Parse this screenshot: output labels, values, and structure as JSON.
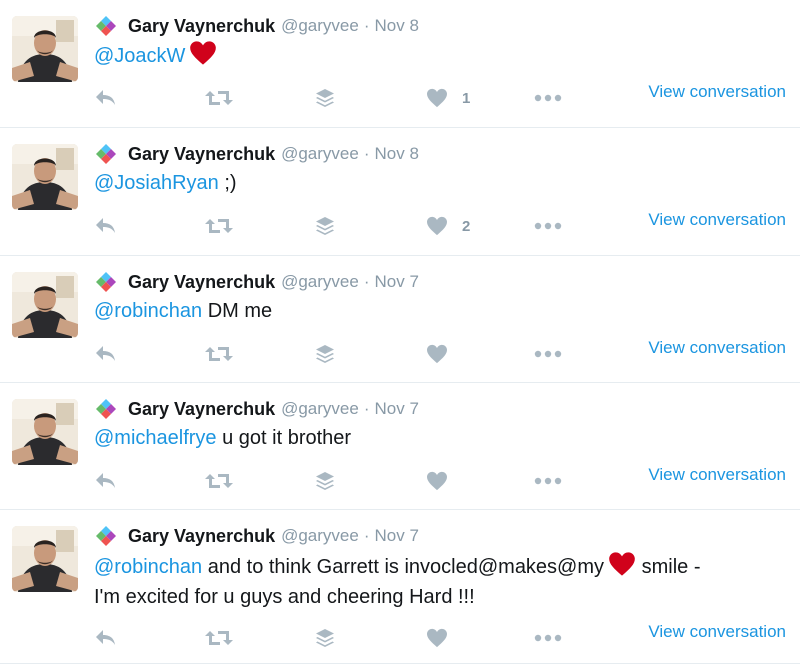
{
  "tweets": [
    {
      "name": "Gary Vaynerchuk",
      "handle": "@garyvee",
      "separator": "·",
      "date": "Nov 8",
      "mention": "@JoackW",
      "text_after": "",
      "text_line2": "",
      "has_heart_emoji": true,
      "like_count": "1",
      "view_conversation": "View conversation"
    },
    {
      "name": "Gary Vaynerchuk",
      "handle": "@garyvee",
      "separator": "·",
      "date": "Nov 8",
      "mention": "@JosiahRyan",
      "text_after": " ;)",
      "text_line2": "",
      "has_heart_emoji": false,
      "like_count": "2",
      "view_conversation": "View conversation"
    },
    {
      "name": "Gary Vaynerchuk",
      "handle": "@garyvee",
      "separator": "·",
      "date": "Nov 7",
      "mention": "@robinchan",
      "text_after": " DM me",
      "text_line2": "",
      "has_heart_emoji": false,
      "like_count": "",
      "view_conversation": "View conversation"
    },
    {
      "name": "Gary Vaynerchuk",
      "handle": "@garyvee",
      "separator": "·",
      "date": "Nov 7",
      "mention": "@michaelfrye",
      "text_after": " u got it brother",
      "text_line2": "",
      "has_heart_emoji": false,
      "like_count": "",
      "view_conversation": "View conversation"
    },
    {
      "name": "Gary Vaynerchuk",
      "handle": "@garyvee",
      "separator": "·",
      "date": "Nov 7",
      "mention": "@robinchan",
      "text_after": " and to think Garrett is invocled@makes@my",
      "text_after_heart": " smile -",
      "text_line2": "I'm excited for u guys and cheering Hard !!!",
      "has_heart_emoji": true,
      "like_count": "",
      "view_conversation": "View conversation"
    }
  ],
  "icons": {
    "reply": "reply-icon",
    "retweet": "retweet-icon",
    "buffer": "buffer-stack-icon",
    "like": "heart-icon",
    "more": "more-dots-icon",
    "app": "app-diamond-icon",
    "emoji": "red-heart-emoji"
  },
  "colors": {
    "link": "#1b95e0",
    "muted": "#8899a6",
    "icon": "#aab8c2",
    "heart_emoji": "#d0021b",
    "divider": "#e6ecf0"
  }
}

_____

→ Requirements
Working from the lines above, reproduce the material exactly and exclude its pictures.

→ Finished answer
Parse this screenshot: output labels, values, and structure as JSON.
{
  "tweets": [
    {
      "name": "Gary Vaynerchuk",
      "handle": "@garyvee",
      "separator": "·",
      "date": "Nov 8",
      "mention": "@JoackW",
      "text_after": "",
      "text_line2": "",
      "has_heart_emoji": true,
      "like_count": "1",
      "view_conversation": "View conversation"
    },
    {
      "name": "Gary Vaynerchuk",
      "handle": "@garyvee",
      "separator": "·",
      "date": "Nov 8",
      "mention": "@JosiahRyan",
      "text_after": " ;)",
      "text_line2": "",
      "has_heart_emoji": false,
      "like_count": "2",
      "view_conversation": "View conversation"
    },
    {
      "name": "Gary Vaynerchuk",
      "handle": "@garyvee",
      "separator": "·",
      "date": "Nov 7",
      "mention": "@robinchan",
      "text_after": " DM me",
      "text_line2": "",
      "has_heart_emoji": false,
      "like_count": "",
      "view_conversation": "View conversation"
    },
    {
      "name": "Gary Vaynerchuk",
      "handle": "@garyvee",
      "separator": "·",
      "date": "Nov 7",
      "mention": "@michaelfrye",
      "text_after": " u got it brother",
      "text_line2": "",
      "has_heart_emoji": false,
      "like_count": "",
      "view_conversation": "View conversation"
    },
    {
      "name": "Gary Vaynerchuk",
      "handle": "@garyvee",
      "separator": "·",
      "date": "Nov 7",
      "mention": "@robinchan",
      "text_after": " and to think Garrett is invocled@makes@my",
      "text_after_heart": " smile -",
      "text_line2": "I'm excited for u guys and cheering Hard !!!",
      "has_heart_emoji": true,
      "like_count": "",
      "view_conversation": "View conversation"
    }
  ],
  "icons": {
    "reply": "reply-icon",
    "retweet": "retweet-icon",
    "buffer": "buffer-stack-icon",
    "like": "heart-icon",
    "more": "more-dots-icon",
    "app": "app-diamond-icon",
    "emoji": "red-heart-emoji"
  },
  "colors": {
    "link": "#1b95e0",
    "muted": "#8899a6",
    "icon": "#aab8c2",
    "heart_emoji": "#d0021b",
    "divider": "#e6ecf0"
  }
}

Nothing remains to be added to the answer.